■ **Task to complete**
Copy each line of the records that holds the string "screenshot".

[begin Data for processing]

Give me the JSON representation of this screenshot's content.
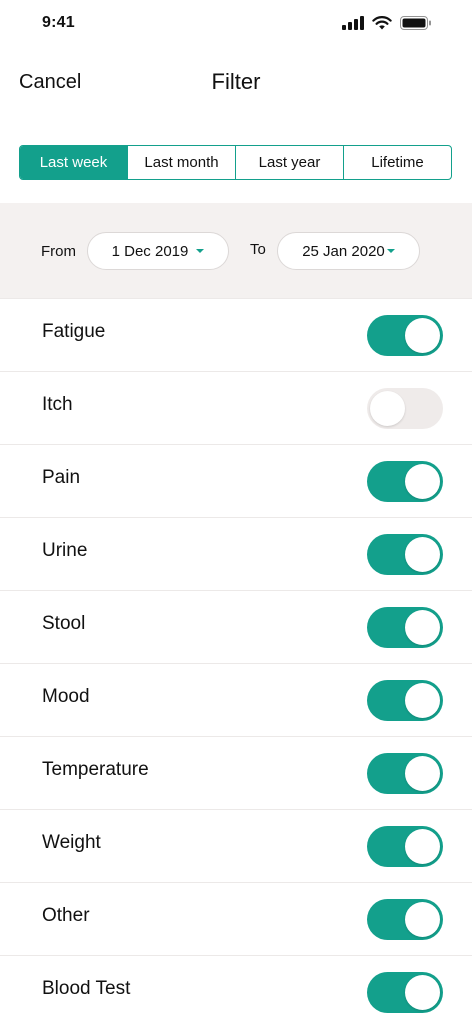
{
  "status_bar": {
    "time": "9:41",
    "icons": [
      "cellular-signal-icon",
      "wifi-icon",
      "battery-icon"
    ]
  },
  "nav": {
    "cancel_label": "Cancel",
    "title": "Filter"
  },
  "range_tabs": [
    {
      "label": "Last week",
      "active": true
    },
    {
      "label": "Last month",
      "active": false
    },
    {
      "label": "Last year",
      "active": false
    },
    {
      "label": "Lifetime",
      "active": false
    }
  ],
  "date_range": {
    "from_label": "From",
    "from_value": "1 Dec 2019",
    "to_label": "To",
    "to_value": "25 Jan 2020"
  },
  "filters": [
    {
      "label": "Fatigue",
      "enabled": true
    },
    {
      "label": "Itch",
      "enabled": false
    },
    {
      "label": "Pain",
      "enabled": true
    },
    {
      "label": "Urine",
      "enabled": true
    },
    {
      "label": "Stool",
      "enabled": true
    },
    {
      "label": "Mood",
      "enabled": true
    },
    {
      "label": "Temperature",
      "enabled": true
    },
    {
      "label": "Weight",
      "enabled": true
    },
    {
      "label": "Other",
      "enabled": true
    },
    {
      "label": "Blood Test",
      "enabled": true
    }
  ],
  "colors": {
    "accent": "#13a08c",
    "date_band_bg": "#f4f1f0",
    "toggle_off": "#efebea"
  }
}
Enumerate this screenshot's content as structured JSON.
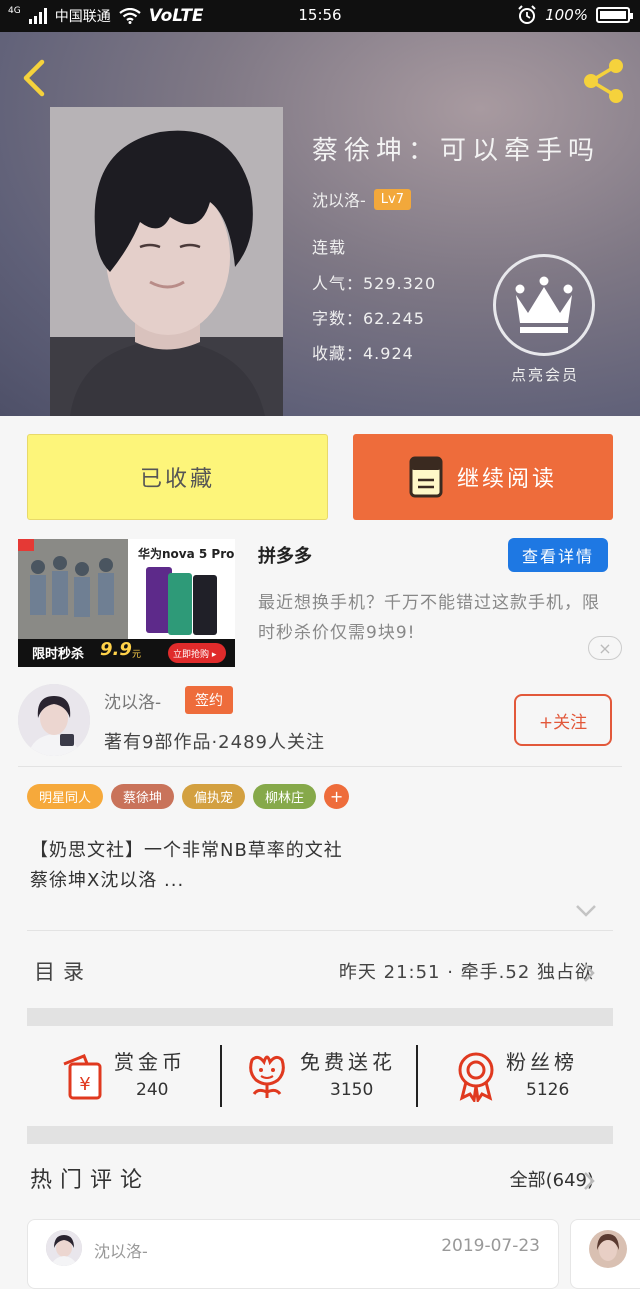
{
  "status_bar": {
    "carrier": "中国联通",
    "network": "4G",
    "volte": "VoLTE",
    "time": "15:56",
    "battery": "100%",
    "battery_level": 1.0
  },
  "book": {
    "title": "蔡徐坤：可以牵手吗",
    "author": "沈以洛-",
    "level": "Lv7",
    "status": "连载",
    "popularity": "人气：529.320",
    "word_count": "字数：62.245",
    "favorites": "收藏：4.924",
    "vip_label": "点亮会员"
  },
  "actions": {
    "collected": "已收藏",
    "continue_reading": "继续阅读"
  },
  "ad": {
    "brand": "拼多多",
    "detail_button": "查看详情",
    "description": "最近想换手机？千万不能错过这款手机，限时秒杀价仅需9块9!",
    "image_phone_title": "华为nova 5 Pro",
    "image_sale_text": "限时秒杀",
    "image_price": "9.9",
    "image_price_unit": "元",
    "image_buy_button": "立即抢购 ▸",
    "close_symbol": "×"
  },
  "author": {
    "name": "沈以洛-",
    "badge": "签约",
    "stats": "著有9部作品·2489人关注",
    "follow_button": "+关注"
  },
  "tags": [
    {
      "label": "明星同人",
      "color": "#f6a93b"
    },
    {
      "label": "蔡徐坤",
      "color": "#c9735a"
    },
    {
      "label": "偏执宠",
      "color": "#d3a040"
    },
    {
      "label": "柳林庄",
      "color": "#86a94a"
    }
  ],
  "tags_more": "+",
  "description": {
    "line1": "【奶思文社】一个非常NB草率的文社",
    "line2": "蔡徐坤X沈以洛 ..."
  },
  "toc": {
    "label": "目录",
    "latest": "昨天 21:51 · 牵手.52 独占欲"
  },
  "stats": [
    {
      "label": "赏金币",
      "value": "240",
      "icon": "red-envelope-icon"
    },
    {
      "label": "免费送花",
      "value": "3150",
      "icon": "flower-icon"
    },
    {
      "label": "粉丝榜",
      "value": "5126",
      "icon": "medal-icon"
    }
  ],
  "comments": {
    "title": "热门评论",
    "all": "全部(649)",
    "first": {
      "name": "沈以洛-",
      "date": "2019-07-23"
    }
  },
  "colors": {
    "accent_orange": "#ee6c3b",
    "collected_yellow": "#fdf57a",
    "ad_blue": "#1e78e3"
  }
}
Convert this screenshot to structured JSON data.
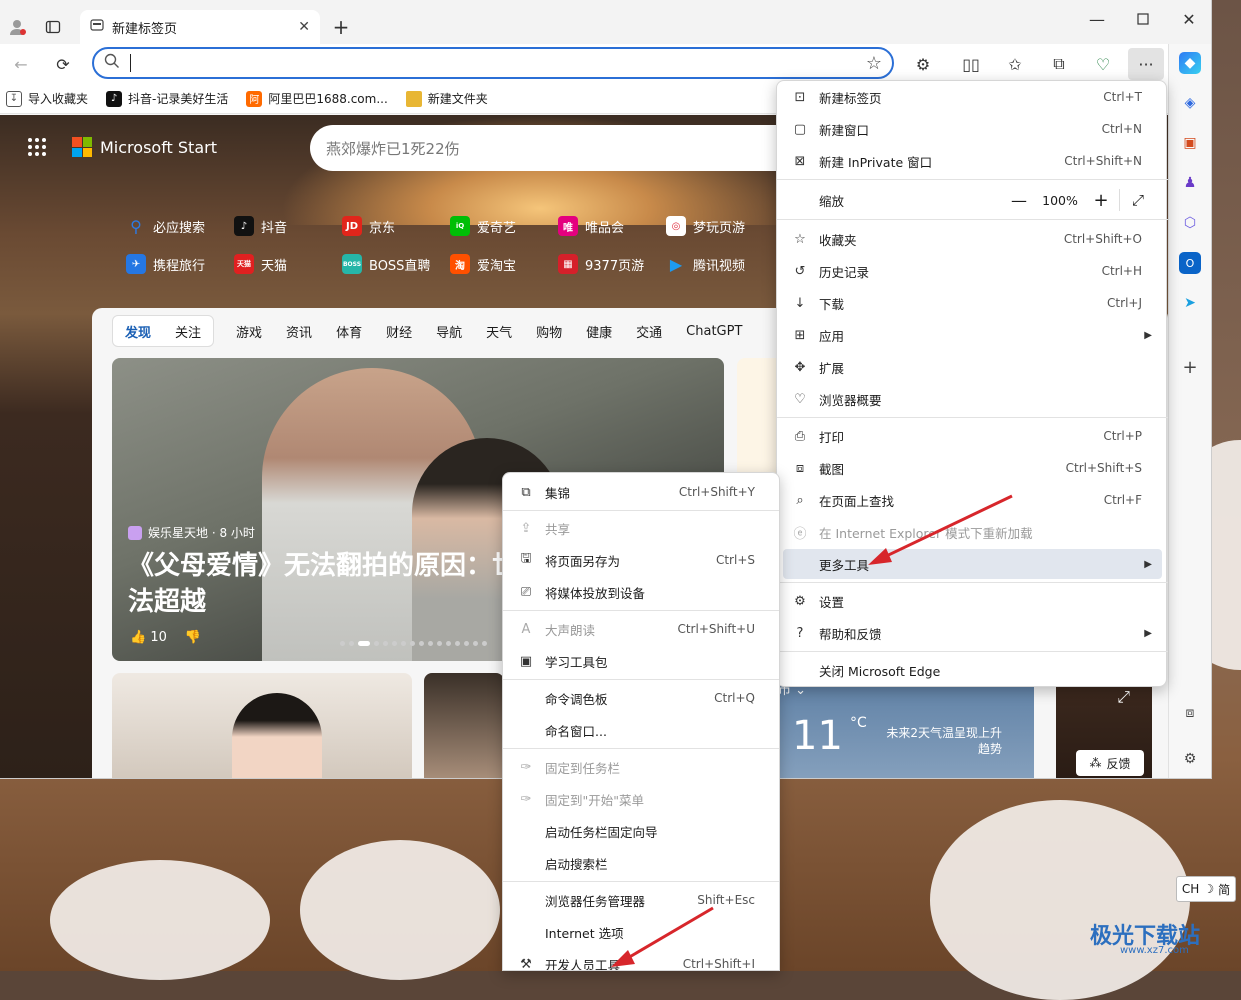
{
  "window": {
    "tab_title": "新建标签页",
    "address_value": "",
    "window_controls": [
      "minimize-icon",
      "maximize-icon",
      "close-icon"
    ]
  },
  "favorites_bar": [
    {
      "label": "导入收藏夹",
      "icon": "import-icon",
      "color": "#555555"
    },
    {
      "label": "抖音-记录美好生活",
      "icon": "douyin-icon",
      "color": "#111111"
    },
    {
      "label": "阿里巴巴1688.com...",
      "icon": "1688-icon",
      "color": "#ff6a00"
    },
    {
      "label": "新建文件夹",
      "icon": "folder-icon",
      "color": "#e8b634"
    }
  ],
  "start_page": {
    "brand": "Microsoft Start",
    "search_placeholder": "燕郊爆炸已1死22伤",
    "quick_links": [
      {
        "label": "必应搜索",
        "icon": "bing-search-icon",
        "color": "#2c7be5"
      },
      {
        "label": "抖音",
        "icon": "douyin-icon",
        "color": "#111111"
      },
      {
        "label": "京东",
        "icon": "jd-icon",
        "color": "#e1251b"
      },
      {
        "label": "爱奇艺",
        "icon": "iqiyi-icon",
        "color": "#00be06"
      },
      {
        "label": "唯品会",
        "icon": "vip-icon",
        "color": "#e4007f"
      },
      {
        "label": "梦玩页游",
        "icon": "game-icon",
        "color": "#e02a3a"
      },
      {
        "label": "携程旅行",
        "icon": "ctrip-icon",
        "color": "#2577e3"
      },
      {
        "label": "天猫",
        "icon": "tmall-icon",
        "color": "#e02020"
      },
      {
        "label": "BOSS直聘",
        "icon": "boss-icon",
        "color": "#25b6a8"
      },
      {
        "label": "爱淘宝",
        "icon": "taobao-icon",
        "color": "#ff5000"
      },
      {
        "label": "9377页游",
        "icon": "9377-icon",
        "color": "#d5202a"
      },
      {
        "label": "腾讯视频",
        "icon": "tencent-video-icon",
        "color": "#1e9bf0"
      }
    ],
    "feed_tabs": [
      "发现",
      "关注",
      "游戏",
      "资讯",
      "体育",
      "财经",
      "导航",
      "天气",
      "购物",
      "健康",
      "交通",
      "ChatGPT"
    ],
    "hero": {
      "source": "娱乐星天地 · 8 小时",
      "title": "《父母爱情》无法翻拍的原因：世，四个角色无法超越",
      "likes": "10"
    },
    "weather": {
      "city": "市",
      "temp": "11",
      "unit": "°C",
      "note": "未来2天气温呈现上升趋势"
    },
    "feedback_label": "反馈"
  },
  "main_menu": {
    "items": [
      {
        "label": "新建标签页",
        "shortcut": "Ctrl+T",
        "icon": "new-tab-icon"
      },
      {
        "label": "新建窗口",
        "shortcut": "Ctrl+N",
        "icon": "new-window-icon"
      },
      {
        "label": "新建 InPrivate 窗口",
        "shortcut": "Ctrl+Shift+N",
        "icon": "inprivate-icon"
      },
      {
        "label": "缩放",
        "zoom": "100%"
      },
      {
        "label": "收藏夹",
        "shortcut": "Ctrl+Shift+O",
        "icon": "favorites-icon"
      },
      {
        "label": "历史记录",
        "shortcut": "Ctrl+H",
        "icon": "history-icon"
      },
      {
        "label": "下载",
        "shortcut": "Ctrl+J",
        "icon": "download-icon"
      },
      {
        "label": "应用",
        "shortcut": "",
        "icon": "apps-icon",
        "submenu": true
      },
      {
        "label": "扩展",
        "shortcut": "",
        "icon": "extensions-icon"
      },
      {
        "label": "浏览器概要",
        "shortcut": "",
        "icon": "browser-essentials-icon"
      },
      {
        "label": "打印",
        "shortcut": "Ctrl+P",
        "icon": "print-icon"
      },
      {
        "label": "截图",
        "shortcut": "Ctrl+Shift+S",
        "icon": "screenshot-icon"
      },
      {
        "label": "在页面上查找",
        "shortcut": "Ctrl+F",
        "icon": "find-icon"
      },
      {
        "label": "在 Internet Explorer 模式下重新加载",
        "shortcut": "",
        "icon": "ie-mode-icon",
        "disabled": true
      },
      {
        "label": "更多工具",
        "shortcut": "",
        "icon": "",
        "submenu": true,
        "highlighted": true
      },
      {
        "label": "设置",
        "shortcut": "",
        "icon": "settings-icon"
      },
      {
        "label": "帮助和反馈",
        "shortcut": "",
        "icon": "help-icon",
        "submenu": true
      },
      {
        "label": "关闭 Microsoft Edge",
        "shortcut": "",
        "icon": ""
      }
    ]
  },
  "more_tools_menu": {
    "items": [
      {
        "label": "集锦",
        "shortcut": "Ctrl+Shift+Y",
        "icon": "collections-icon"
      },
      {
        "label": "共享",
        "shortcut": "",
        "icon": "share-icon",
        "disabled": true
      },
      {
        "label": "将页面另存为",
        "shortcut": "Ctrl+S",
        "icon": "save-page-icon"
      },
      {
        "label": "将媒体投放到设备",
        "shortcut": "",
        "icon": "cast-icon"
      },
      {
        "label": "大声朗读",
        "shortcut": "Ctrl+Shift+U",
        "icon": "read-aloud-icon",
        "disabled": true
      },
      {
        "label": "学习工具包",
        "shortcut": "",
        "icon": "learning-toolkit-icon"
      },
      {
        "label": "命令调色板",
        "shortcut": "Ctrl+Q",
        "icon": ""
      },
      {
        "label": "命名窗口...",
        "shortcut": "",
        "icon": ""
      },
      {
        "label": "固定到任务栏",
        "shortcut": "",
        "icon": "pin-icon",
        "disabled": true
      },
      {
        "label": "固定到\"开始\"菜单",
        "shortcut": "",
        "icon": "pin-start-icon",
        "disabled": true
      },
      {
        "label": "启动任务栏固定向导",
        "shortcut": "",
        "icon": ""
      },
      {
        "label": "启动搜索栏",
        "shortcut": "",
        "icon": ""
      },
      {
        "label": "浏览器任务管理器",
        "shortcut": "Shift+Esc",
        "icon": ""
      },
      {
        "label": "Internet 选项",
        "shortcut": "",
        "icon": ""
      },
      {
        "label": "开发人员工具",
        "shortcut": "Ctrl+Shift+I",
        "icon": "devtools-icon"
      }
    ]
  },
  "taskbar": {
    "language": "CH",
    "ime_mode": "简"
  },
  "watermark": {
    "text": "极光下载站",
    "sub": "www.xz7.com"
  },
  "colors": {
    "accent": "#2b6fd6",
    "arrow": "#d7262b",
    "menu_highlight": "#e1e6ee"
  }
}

[end Data for processing]

■ **Response**
Give me the JSON representation of this screenshot's content.
Enumerate this screenshot's content as structured JSON.
Convert this screenshot to structured JSON data.
        "icon": "screenshot-icon"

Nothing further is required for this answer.